■ **Supplied passage**:
Double face of RNase as a treatment for systemic autoimmune diseases

Japanese research shows that treating systemic autoimmune diseases with RNases can be detrimental, depending on the composition of the immune complex.

systemic autoimmune diseases

Systemic autoimmune diseases are characterised by inflammation of multiple organs and can have devastating consequences for patients. There is a dire need for treatments against these diseases. RNase treatments seem promising in some clinical trials but not all. New research from Japan have uncovered the reasons for this variability.

In a study recently published in the Journal of Clinical Investigation Insight (JCI Insight), researchers from Osaka University, Japan, have provided new understanding into the opposite effects of RNase treatment—enhancing and weakening immune activation.

The immune system defends the body by producing antibodies that bind to targets called antigens. Antibody–antigen complexes, also known as immune complexes, can then be eliminated.

Autoimmune diseases happen when the immune system produces antibodies that recognise its own body components. Some autoimmune diseases affect one organ, such as pancreatic cells in type I diabetes, but systemic autoimmune diseases involve more. In some systemic autoimmune diseases, antibodies target nuclear proteins bound to RNA molecules. The resulting immune complexes stimulate the production of factors that activate the immune response, such as type I interferons.


 The RNA-degrading enzyme enhances the function of immune complexes formed by autoantibodies against Ro/SSA and La/SSB antigens. (Credit: Ryota Naito et al. JCI Insight 2023, conceptual figure)

■ **Study material**:

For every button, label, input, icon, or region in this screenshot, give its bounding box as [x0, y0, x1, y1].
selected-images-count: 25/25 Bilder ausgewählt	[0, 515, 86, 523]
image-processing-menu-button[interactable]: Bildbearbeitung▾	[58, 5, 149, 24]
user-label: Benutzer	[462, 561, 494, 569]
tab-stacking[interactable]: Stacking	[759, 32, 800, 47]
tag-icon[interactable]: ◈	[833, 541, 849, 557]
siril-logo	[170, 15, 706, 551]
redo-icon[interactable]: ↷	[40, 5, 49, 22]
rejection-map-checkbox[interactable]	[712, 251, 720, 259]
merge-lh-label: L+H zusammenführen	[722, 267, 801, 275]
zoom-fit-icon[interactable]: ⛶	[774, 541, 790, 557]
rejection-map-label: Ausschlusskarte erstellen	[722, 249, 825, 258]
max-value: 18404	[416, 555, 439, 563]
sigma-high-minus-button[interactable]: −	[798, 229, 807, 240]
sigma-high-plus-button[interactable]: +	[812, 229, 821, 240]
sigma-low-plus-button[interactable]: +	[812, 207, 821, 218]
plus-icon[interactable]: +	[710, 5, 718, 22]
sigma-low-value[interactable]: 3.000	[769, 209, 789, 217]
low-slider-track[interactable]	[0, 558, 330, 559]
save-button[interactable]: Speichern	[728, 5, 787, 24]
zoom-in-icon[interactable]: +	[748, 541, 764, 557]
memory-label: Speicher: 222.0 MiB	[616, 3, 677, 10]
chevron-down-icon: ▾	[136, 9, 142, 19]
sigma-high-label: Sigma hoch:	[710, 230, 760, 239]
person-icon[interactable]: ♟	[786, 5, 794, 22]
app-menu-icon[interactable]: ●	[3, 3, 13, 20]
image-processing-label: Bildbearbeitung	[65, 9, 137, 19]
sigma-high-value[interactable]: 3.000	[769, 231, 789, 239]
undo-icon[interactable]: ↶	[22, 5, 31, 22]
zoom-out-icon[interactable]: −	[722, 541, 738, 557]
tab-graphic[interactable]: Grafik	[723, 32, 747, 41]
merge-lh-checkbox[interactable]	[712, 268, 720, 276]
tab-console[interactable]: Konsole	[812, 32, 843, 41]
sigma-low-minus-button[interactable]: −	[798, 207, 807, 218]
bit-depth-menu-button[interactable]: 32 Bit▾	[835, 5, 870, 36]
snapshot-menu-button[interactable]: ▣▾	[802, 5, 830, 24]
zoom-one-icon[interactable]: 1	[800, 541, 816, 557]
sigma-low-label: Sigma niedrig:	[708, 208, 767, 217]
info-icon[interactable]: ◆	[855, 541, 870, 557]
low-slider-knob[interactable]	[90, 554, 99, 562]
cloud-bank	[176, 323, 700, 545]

■ **Brief 1**: In the RNase article, which university are the researchers from?
■ **Brief 2**: Which names of places, institutions, publications and people appear in the RNase article?
■ **Brief 3**: Duplicate the stretch of the RNase article from "Japanese research shows" through "weakening immune activation.".

■ **Exercise result 1**: Osaka University, Japan.

■ **Exercise result 2**:
- Japan
- Osaka University
- Journal of Clinical Investigation Insight (JCI Insight)
- Ryota Naito

■ **Exercise result 3**:
Japanese research shows that treating systemic autoimmune diseases with RNases can be detrimental, depending on the composition of the immune complex.

systemic autoimmune diseases

Systemic autoimmune diseases are characterised by inflammation of multiple organs and can have devastating consequences for patients. There is a dire need for treatments against these diseases. RNase treatments seem promising in some clinical trials but not all. New research from Japan have uncovered the reasons for this variability.

In a study recently published in the Journal of Clinical Investigation Insight (JCI Insight), researchers from Osaka University, Japan, have provided new understanding into the opposite effects of RNase treatment—enhancing and weakening immune activation.